■ Exercise aim ■
Copy out each line below that contains the string "track".

■ Exercise material ■

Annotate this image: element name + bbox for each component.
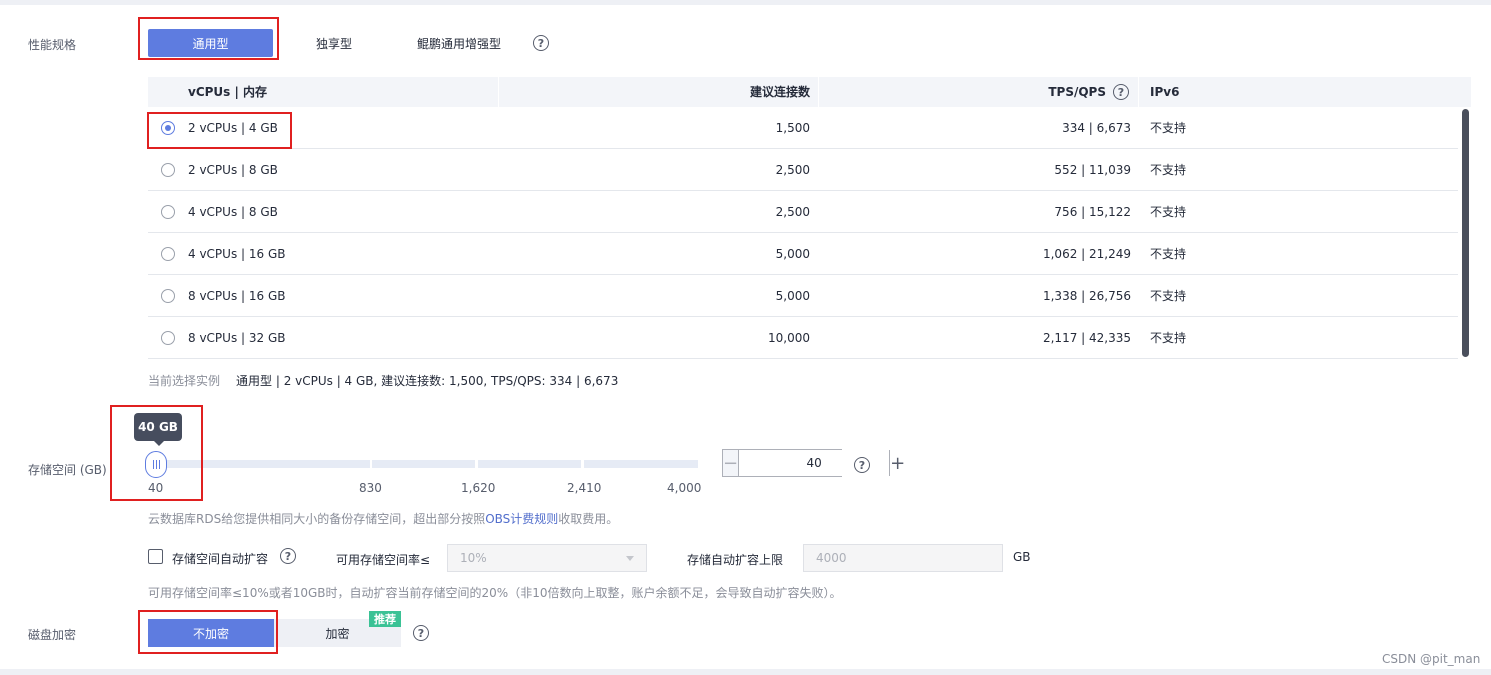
storage-note-suffix: 收取费用。 [558, 512, 619, 526]
question-circle-icon[interactable]: ? [854, 457, 870, 473]
table-row[interactable]: 4 vCPUs | 16 GB 5,000 1,062 | 21,249 不支持 [148, 233, 1458, 275]
row-radio[interactable] [161, 121, 175, 135]
rate-label: 可用存储空间率≤ [336, 553, 431, 567]
table-row[interactable]: 8 vCPUs | 16 GB 5,000 1,338 | 26,756 不支持 [148, 275, 1458, 317]
question-circle-icon[interactable]: ? [533, 35, 549, 51]
current-selection: 当前选择实例 通用型 | 2 vCPUs | 4 GB, 建议连接数: 1,500… [148, 372, 618, 389]
grip-line [158, 460, 160, 469]
th-connections: 建议连接数 [749, 85, 810, 99]
slider-tooltip: 40 GB [134, 413, 182, 446]
cell-cpu-mem: 2 vCPUs | 8 GB [188, 163, 278, 177]
current-selection-value: 通用型 | 2 vCPUs | 4 GB, 建议连接数: 1,500, TPS/… [236, 374, 619, 388]
slider-handle[interactable] [145, 451, 167, 478]
cell-cpu-mem: 8 vCPUs | 32 GB [188, 331, 286, 345]
table-row[interactable]: 2 vCPUs | 8 GB 2,500 552 | 11,039 不支持 [148, 149, 1458, 191]
question-circle-icon[interactable]: ? [280, 548, 296, 564]
row-radio[interactable] [161, 331, 175, 345]
cell-ipv6: 不支持 [1150, 289, 1187, 303]
slider-tick-label: 40 [148, 481, 164, 495]
slider-track-segment[interactable] [584, 460, 698, 468]
slider-track-segment[interactable] [478, 460, 581, 468]
limit-input[interactable]: 4000 [803, 544, 1003, 572]
row-radio[interactable] [161, 289, 175, 303]
recommend-badge: 推荐 [369, 611, 401, 627]
watermark: CSDN @pit_man [1382, 652, 1481, 666]
limit-unit: GB [1013, 550, 1031, 564]
limit-label: 存储自动扩容上限 [687, 553, 784, 567]
row-radio[interactable] [161, 163, 175, 177]
cell-tps-qps: 1,062 | 21,249 [1042, 247, 1131, 261]
encryption-label: 磁盘加密 [28, 628, 77, 642]
cell-tps-qps: 756 | 15,122 [1054, 205, 1131, 219]
th-tps-qps: TPS/QPS [1048, 85, 1106, 99]
storage-note: 云数据库RDS给您提供相同大小的备份存储空间，超出部分按照OBS计费规则收取费用… [148, 510, 618, 527]
slider-track-segment[interactable] [148, 460, 370, 468]
cell-ipv6: 不支持 [1150, 163, 1187, 177]
cell-cpu-mem: 4 vCPUs | 8 GB [188, 205, 278, 219]
cell-ipv6: 不支持 [1150, 247, 1187, 261]
obs-billing-link[interactable]: OBS计费规则 [485, 512, 558, 526]
cell-connections: 1,500 [775, 121, 810, 135]
cell-tps-qps: 1,338 | 26,756 [1042, 289, 1131, 303]
table-row[interactable]: 2 vCPUs | 4 GB 1,500 334 | 6,673 不支持 [148, 107, 1458, 149]
cell-connections: 5,000 [775, 289, 810, 303]
th-cpu-mem: vCPUs | 内存 [188, 85, 268, 99]
row-radio[interactable] [161, 205, 175, 219]
slider-tick-label: 2,410 [567, 481, 602, 495]
storage-label: 存储空间 (GB) [28, 463, 107, 477]
autoscale-note: 可用存储空间率≤10%或者10GB时，自动扩容当前存储空间的20%（非10倍数向… [148, 586, 842, 600]
cell-connections: 2,500 [775, 163, 810, 177]
cell-tps-qps: 552 | 11,039 [1054, 163, 1131, 177]
rate-select[interactable]: 10% [447, 544, 647, 572]
storage-note-prefix: 云数据库RDS给您提供相同大小的备份存储空间，超出部分按照 [148, 512, 486, 526]
question-circle-icon[interactable]: ? [1113, 84, 1129, 100]
slider-track-segment[interactable] [372, 460, 475, 468]
cell-tps-qps: 2,117 | 42,335 [1042, 331, 1131, 345]
slider-tick-label: 1,620 [461, 481, 496, 495]
table-header: vCPUs | 内存 建议连接数 TPS/QPS ? IPv6 [148, 77, 1471, 107]
cell-connections: 10,000 [768, 331, 810, 345]
cell-cpu-mem: 4 vCPUs | 16 GB [188, 247, 286, 261]
question-circle-icon[interactable]: ? [413, 625, 429, 641]
chevron-down-icon [626, 556, 634, 561]
table-scrollbar[interactable] [1462, 109, 1469, 357]
cell-ipv6: 不支持 [1150, 331, 1187, 345]
cell-cpu-mem: 2 vCPUs | 4 GB [188, 121, 278, 135]
autoscale-label: 存储空间自动扩容 [172, 552, 269, 566]
no-encryption-button[interactable]: 不加密 [148, 619, 274, 647]
tab-kunpeng[interactable]: 鲲鹏通用增强型 [406, 29, 512, 57]
top-border [0, 0, 1491, 5]
cell-connections: 5,000 [775, 247, 810, 261]
bottom-border [0, 669, 1491, 675]
slider-tick-label: 4,000 [667, 481, 702, 495]
slider-tick-label: 830 [359, 481, 382, 495]
row-radio[interactable] [161, 247, 175, 261]
grip-line [152, 460, 154, 469]
cell-ipv6: 不支持 [1150, 121, 1187, 135]
tab-dedicated[interactable]: 独享型 [296, 29, 372, 57]
increment-button[interactable]: + [889, 450, 905, 476]
grip-line [155, 460, 157, 469]
storage-stepper: − + [722, 449, 905, 477]
table-row[interactable]: 8 vCPUs | 32 GB 10,000 2,117 | 42,335 不支… [148, 317, 1458, 359]
table-row[interactable]: 4 vCPUs | 8 GB 2,500 756 | 15,122 不支持 [148, 191, 1458, 233]
cell-ipv6: 不支持 [1150, 205, 1187, 219]
current-selection-label: 当前选择实例 [148, 374, 221, 388]
header-divider [1138, 77, 1139, 107]
tab-general[interactable]: 通用型 [148, 29, 273, 57]
cell-tps-qps: 334 | 6,673 [1062, 121, 1131, 135]
cell-connections: 2,500 [775, 205, 810, 219]
spec-label: 性能规格 [28, 38, 77, 52]
rate-select-value: 10% [460, 551, 487, 565]
th-ipv6: IPv6 [1150, 85, 1180, 99]
cell-cpu-mem: 8 vCPUs | 16 GB [188, 289, 286, 303]
decrement-button[interactable]: − [723, 450, 740, 476]
autoscale-checkbox[interactable] [148, 549, 163, 564]
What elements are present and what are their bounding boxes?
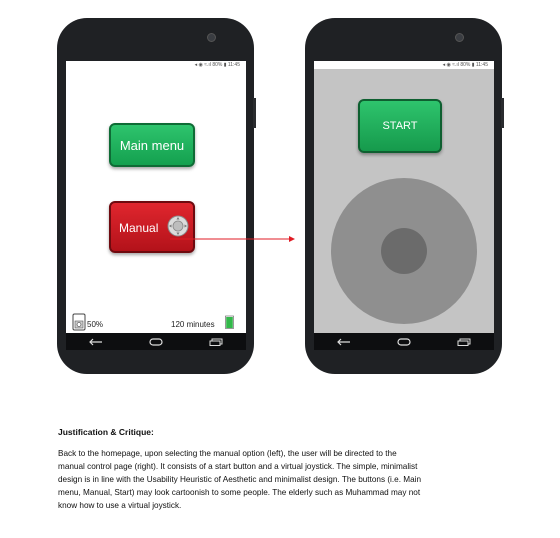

■ Result below ■
slider-track-segment[interactable] [584, 460, 698, 468]
slider-track-segment[interactable] [478, 460, 581, 468]
slider-track-segment[interactable] [148, 460, 370, 468]
slider-track-segment[interactable] [372, 460, 475, 468]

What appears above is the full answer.